- _TASK TO CARRY OUT_
Produce a word-for-word copy of the listing below without its pictures.
begin
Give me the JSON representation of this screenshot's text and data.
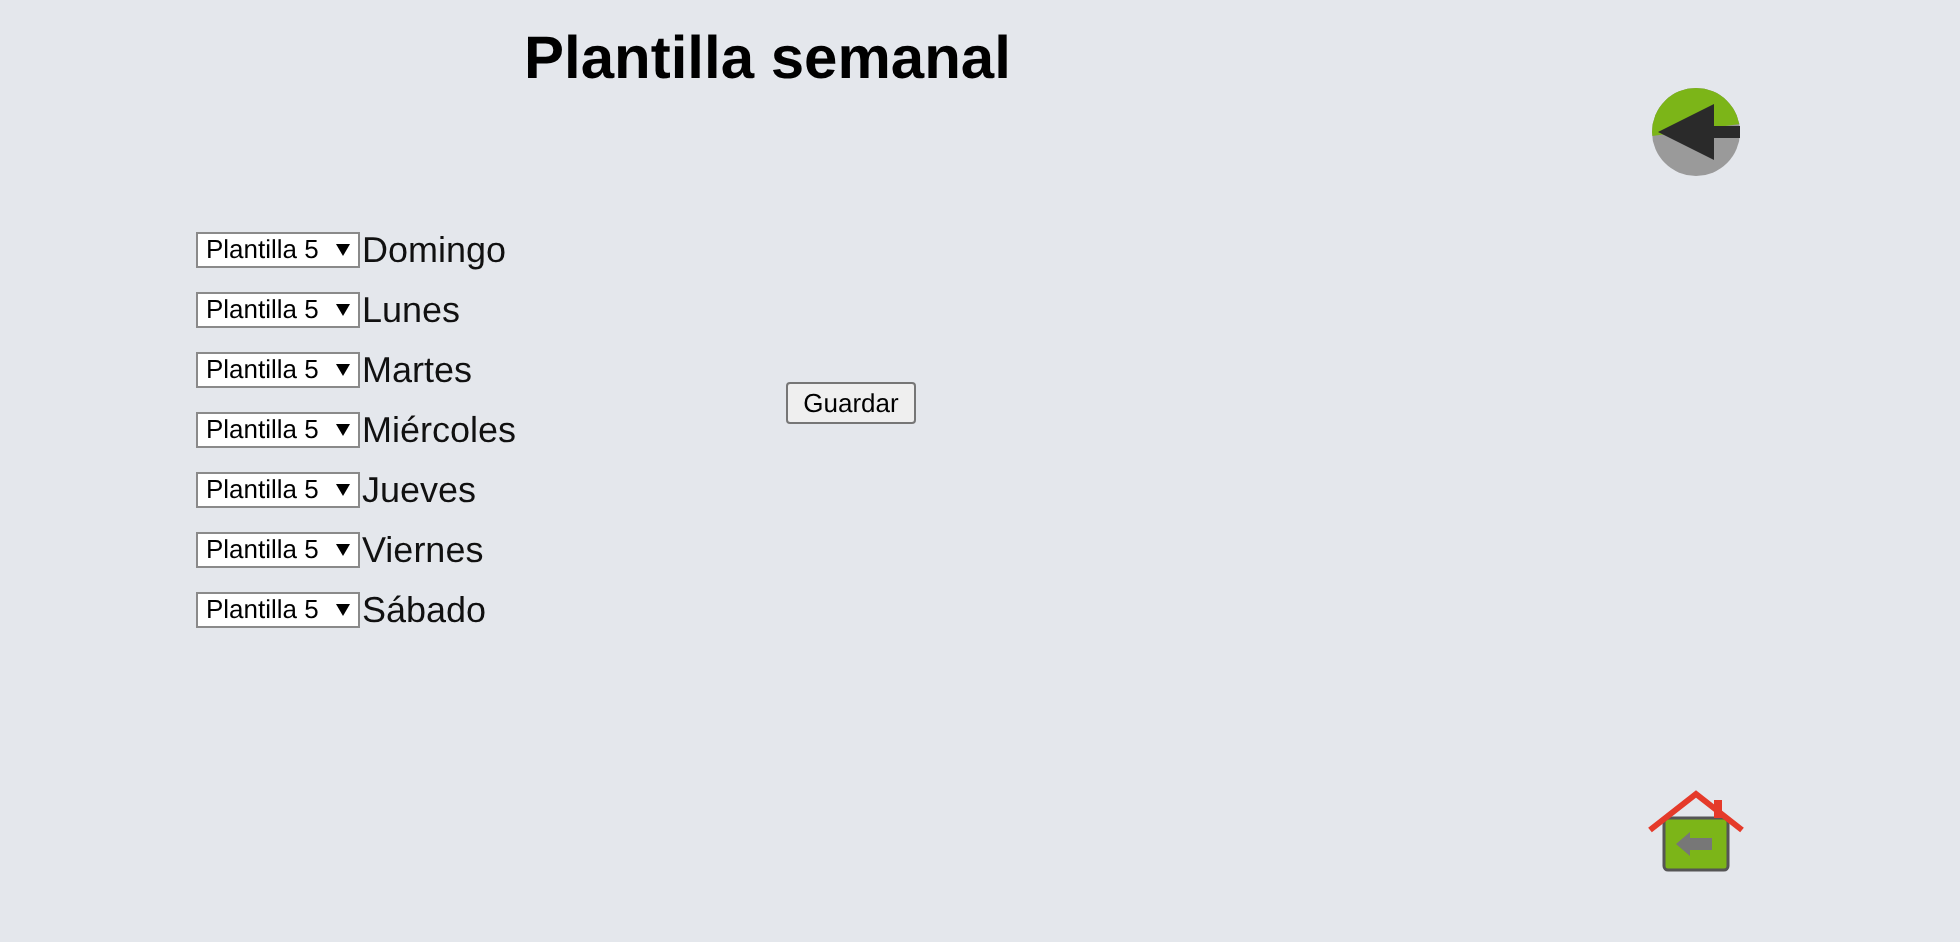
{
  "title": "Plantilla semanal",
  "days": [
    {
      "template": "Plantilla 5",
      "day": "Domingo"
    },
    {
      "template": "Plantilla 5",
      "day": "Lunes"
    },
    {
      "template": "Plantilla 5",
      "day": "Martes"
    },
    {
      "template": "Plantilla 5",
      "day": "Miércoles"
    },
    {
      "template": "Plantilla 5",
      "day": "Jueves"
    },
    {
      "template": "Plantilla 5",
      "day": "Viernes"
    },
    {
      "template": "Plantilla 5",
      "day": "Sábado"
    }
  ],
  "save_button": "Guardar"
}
end
- _FULL ANSWER_
Give me the JSON representation of this screenshot's text and data.
{
  "title": "Plantilla semanal",
  "days": [
    {
      "template": "Plantilla 5",
      "day": "Domingo"
    },
    {
      "template": "Plantilla 5",
      "day": "Lunes"
    },
    {
      "template": "Plantilla 5",
      "day": "Martes"
    },
    {
      "template": "Plantilla 5",
      "day": "Miércoles"
    },
    {
      "template": "Plantilla 5",
      "day": "Jueves"
    },
    {
      "template": "Plantilla 5",
      "day": "Viernes"
    },
    {
      "template": "Plantilla 5",
      "day": "Sábado"
    }
  ],
  "save_button": "Guardar"
}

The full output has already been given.